- _INFORMATION SHOWN_:

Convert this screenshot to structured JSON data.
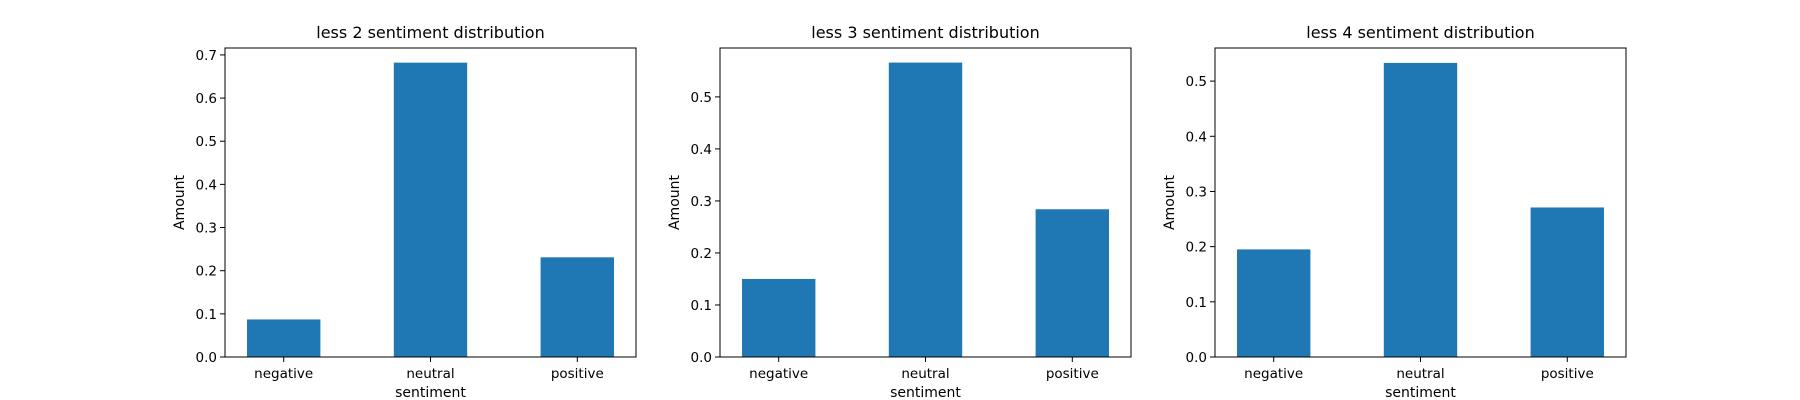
{
  "chart_data": [
    {
      "type": "bar",
      "title": "less 2 sentiment distribution",
      "xlabel": "sentiment",
      "ylabel": "Amount",
      "categories": [
        "negative",
        "neutral",
        "positive"
      ],
      "values": [
        0.087,
        0.682,
        0.231
      ],
      "ylim": [
        0,
        0.716
      ],
      "yticks": [
        0.0,
        0.1,
        0.2,
        0.3,
        0.4,
        0.5,
        0.6,
        0.7
      ],
      "ytick_labels": [
        "0.0",
        "0.1",
        "0.2",
        "0.3",
        "0.4",
        "0.5",
        "0.6",
        "0.7"
      ],
      "color": "#1f77b4",
      "grid": false
    },
    {
      "type": "bar",
      "title": "less 3 sentiment distribution",
      "xlabel": "sentiment",
      "ylabel": "Amount",
      "categories": [
        "negative",
        "neutral",
        "positive"
      ],
      "values": [
        0.15,
        0.566,
        0.284
      ],
      "ylim": [
        0,
        0.594
      ],
      "yticks": [
        0.0,
        0.1,
        0.2,
        0.3,
        0.4,
        0.5
      ],
      "ytick_labels": [
        "0.0",
        "0.1",
        "0.2",
        "0.3",
        "0.4",
        "0.5"
      ],
      "color": "#1f77b4",
      "grid": false
    },
    {
      "type": "bar",
      "title": "less 4 sentiment distribution",
      "xlabel": "sentiment",
      "ylabel": "Amount",
      "categories": [
        "negative",
        "neutral",
        "positive"
      ],
      "values": [
        0.195,
        0.533,
        0.271
      ],
      "ylim": [
        0,
        0.56
      ],
      "yticks": [
        0.0,
        0.1,
        0.2,
        0.3,
        0.4,
        0.5
      ],
      "ytick_labels": [
        "0.0",
        "0.1",
        "0.2",
        "0.3",
        "0.4",
        "0.5"
      ],
      "color": "#1f77b4",
      "grid": false
    }
  ]
}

- _THE EXERCISE_: Show all lines from the records above where the word "title" occurs.

- _ANSWER FOR THE TASK_:
      "title": "less 2 sentiment distribution",
      "title": "less 3 sentiment distribution",
      "title": "less 4 sentiment distribution",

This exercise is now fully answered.